▶ What to work on:
Reproduce every line of the listing below with no changes.

Excerpt from a dataset
____________________

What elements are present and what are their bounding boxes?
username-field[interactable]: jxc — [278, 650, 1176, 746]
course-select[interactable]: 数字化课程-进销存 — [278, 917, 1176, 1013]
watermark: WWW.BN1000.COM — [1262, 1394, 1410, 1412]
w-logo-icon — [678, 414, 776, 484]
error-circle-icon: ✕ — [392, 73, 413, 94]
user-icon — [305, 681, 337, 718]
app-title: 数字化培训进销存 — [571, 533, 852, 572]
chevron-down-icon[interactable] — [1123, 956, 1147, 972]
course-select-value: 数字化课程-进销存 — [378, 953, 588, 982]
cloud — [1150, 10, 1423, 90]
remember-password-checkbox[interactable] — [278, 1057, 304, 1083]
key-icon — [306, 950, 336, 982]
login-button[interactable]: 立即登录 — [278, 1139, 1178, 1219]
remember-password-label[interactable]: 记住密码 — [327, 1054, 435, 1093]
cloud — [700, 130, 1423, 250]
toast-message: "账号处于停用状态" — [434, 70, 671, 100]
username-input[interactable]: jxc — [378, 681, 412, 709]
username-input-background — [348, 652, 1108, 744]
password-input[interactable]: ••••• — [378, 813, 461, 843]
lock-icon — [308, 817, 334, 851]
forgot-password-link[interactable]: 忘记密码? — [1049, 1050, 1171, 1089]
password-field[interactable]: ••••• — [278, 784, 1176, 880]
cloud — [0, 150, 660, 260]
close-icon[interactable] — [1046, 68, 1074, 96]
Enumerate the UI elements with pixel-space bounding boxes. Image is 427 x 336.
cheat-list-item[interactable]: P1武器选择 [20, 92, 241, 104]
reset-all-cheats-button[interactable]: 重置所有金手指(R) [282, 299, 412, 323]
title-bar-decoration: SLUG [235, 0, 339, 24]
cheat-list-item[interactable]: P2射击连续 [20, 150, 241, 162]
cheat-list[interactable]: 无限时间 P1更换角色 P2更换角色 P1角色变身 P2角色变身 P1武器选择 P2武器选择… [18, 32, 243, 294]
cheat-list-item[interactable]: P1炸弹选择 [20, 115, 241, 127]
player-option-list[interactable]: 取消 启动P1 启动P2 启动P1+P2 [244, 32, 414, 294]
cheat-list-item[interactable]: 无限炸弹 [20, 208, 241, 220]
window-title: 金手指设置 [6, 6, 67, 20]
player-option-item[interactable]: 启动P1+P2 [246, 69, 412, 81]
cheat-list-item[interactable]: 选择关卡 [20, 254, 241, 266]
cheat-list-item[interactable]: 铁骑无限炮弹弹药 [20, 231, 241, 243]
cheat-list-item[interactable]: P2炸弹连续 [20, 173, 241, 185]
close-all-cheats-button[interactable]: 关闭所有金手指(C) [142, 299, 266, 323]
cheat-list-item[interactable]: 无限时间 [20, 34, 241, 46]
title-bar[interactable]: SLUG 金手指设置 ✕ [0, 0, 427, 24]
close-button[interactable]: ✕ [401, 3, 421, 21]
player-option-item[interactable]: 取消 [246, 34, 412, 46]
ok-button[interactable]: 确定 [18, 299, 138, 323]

____________________

▶ Solution:
What elements are present and what are their bounding boxes?
username-field[interactable]: jxc — [278, 650, 1176, 746]
course-select[interactable]: 数字化课程-进销存 — [278, 917, 1176, 1013]
watermark: WWW.BN1000.COM — [1262, 1394, 1410, 1412]
w-logo-icon — [678, 414, 776, 484]
error-circle-icon: ✕ — [392, 73, 413, 94]
user-icon — [305, 681, 337, 718]
app-title: 数字化培训进销存 — [571, 533, 852, 572]
chevron-down-icon[interactable] — [1123, 956, 1147, 972]
course-select-value: 数字化课程-进销存 — [378, 953, 588, 982]
cloud — [1150, 10, 1423, 90]
remember-password-checkbox[interactable] — [278, 1057, 304, 1083]
key-icon — [306, 950, 336, 982]
login-button[interactable]: 立即登录 — [278, 1139, 1178, 1219]
remember-password-label[interactable]: 记住密码 — [327, 1054, 435, 1093]
cloud — [700, 130, 1423, 250]
toast-message: "账号处于停用状态" — [434, 70, 671, 100]
username-input[interactable]: jxc — [378, 681, 412, 709]
username-input-background — [348, 652, 1108, 744]
password-input[interactable]: ••••• — [378, 813, 461, 843]
lock-icon — [308, 817, 334, 851]
forgot-password-link[interactable]: 忘记密码? — [1049, 1050, 1171, 1089]
password-field[interactable]: ••••• — [278, 784, 1176, 880]
cloud — [0, 150, 660, 260]
close-icon[interactable] — [1046, 68, 1074, 96]
Enumerate the UI elements with pixel-space bounding boxes. Image is 427 x 336.
cheat-list-item[interactable]: P1武器选择 [20, 92, 241, 104]
reset-all-cheats-button[interactable]: 重置所有金手指(R) [282, 299, 412, 323]
title-bar-decoration: SLUG [235, 0, 339, 24]
cheat-list-item[interactable]: P2射击连续 [20, 150, 241, 162]
cheat-list[interactable]: 无限时间 P1更换角色 P2更换角色 P1角色变身 P2角色变身 P1武器选择 P2武器选择… [18, 32, 243, 294]
cheat-list-item[interactable]: P1炸弹选择 [20, 115, 241, 127]
player-option-list[interactable]: 取消 启动P1 启动P2 启动P1+P2 [244, 32, 414, 294]
cheat-list-item[interactable]: 无限炸弹 [20, 208, 241, 220]
window-title: 金手指设置 [6, 6, 67, 20]
player-option-item[interactable]: 启动P1+P2 [246, 69, 412, 81]
cheat-list-item[interactable]: 选择关卡 [20, 254, 241, 266]
cheat-list-item[interactable]: 铁骑无限炮弹弹药 [20, 231, 241, 243]
cheat-list-item[interactable]: P2炸弹连续 [20, 173, 241, 185]
close-all-cheats-button[interactable]: 关闭所有金手指(C) [142, 299, 266, 323]
cheat-list-item[interactable]: 无限时间 [20, 34, 241, 46]
title-bar[interactable]: SLUG 金手指设置 ✕ [0, 0, 427, 24]
close-button[interactable]: ✕ [401, 3, 421, 21]
player-option-item[interactable]: 取消 [246, 34, 412, 46]
ok-button[interactable]: 确定 [18, 299, 138, 323]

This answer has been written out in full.